- **Task description**:
Determine how many lines contain the string "underlying". Respond with that number and nothing more.
★ ★ ★ ★ ★
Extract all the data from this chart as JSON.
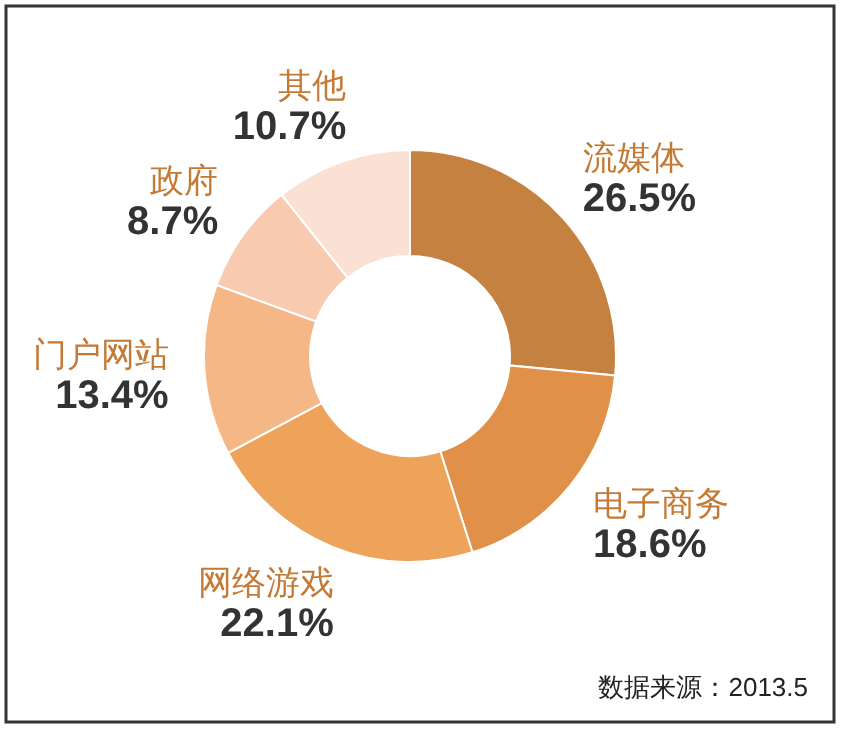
{
  "chart_data": {
    "type": "donut",
    "categories": [
      "流媒体",
      "电子商务",
      "网络游戏",
      "门户网站",
      "政府",
      "其他"
    ],
    "values": [
      26.5,
      18.6,
      22.1,
      13.4,
      8.7,
      10.7
    ],
    "value_labels": [
      "26.5%",
      "18.6%",
      "22.1%",
      "13.4%",
      "8.7%",
      "10.7%"
    ],
    "colors": [
      "#c4813f",
      "#e09049",
      "#eea35b",
      "#f4b785",
      "#f8cbb0",
      "#fbe1d4"
    ],
    "annotations": [
      "数据来源：2013.5"
    ]
  }
}
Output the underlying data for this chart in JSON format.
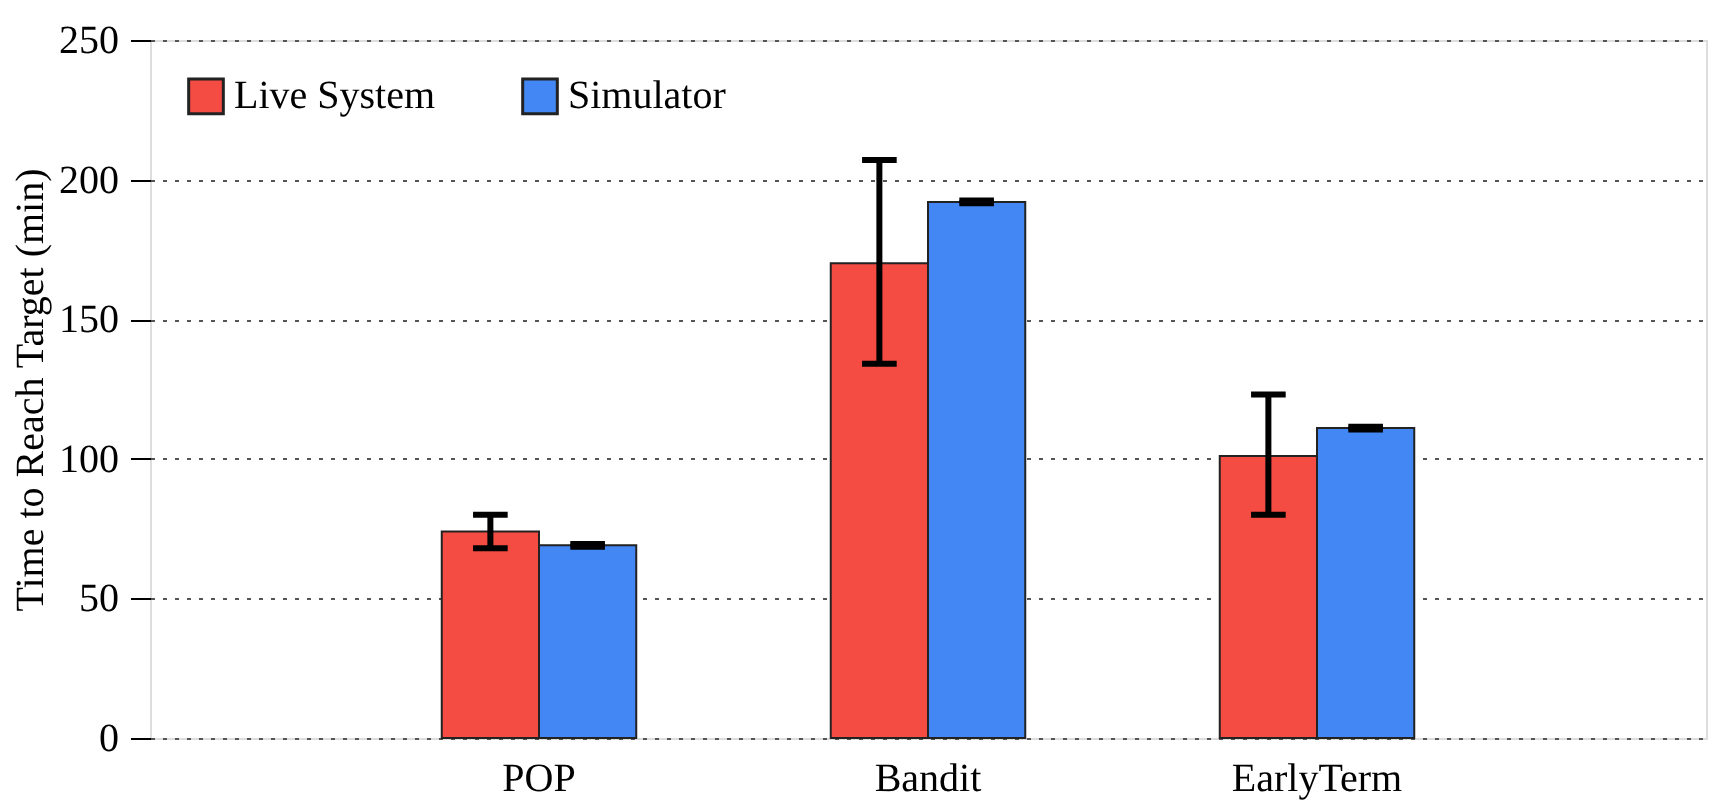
{
  "chart_data": {
    "type": "bar",
    "ylabel": "Time to Reach Target (min)",
    "categories": [
      "POP",
      "Bandit",
      "EarlyTerm"
    ],
    "series": [
      {
        "name": "Live System",
        "color": "#f44b42",
        "values": [
          74,
          170,
          101
        ],
        "errors": [
          [
            68,
            80
          ],
          [
            134,
            207
          ],
          [
            80,
            123
          ]
        ]
      },
      {
        "name": "Simulator",
        "color": "#4287f4",
        "values": [
          69,
          192,
          111
        ],
        "errors": [
          [
            68.5,
            69.5
          ],
          [
            191.5,
            192.5
          ],
          [
            110.5,
            111.5
          ]
        ]
      }
    ],
    "ylim": [
      0,
      250
    ],
    "yticks": [
      0,
      50,
      100,
      150,
      200,
      250
    ],
    "grid": "y",
    "legend": "top left"
  }
}
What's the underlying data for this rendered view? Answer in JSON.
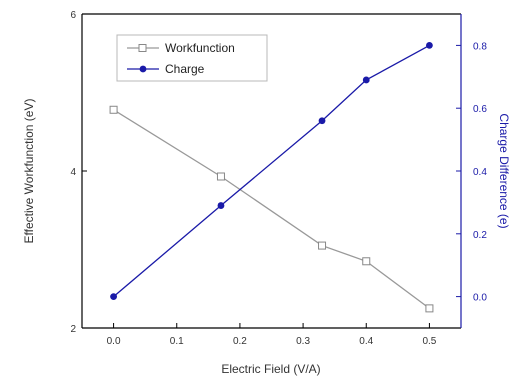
{
  "chart_data": {
    "type": "line",
    "xlabel": "Electric Field (V/A)",
    "ylabel": "Effective Workfunction (eV)",
    "y2label": "Charge Difference (e)",
    "xlim": [
      -0.05,
      0.55
    ],
    "ylim": [
      2,
      6
    ],
    "y2lim": [
      -0.1,
      0.9
    ],
    "xticks": [
      "0.0",
      "0.1",
      "0.2",
      "0.3",
      "0.4",
      "0.5"
    ],
    "yticks": [
      "2",
      "4",
      "6"
    ],
    "y2ticks": [
      "0.0",
      "0.2",
      "0.4",
      "0.6",
      "0.8"
    ],
    "legend": "top-left",
    "grid": false,
    "series": [
      {
        "name": "Workfunction",
        "axis": "left",
        "color": "#999999",
        "marker": "open-square",
        "x": [
          0.0,
          0.17,
          0.33,
          0.4,
          0.5
        ],
        "y": [
          4.78,
          3.93,
          3.05,
          2.85,
          2.25
        ]
      },
      {
        "name": "Charge",
        "axis": "right",
        "color": "#1a1aa8",
        "marker": "filled-circle",
        "x": [
          0.0,
          0.17,
          0.33,
          0.4,
          0.5
        ],
        "y": [
          0.0,
          0.29,
          0.56,
          0.69,
          0.8
        ]
      }
    ]
  }
}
★ ★ ★ ★ ★
- **Exercise response**:
2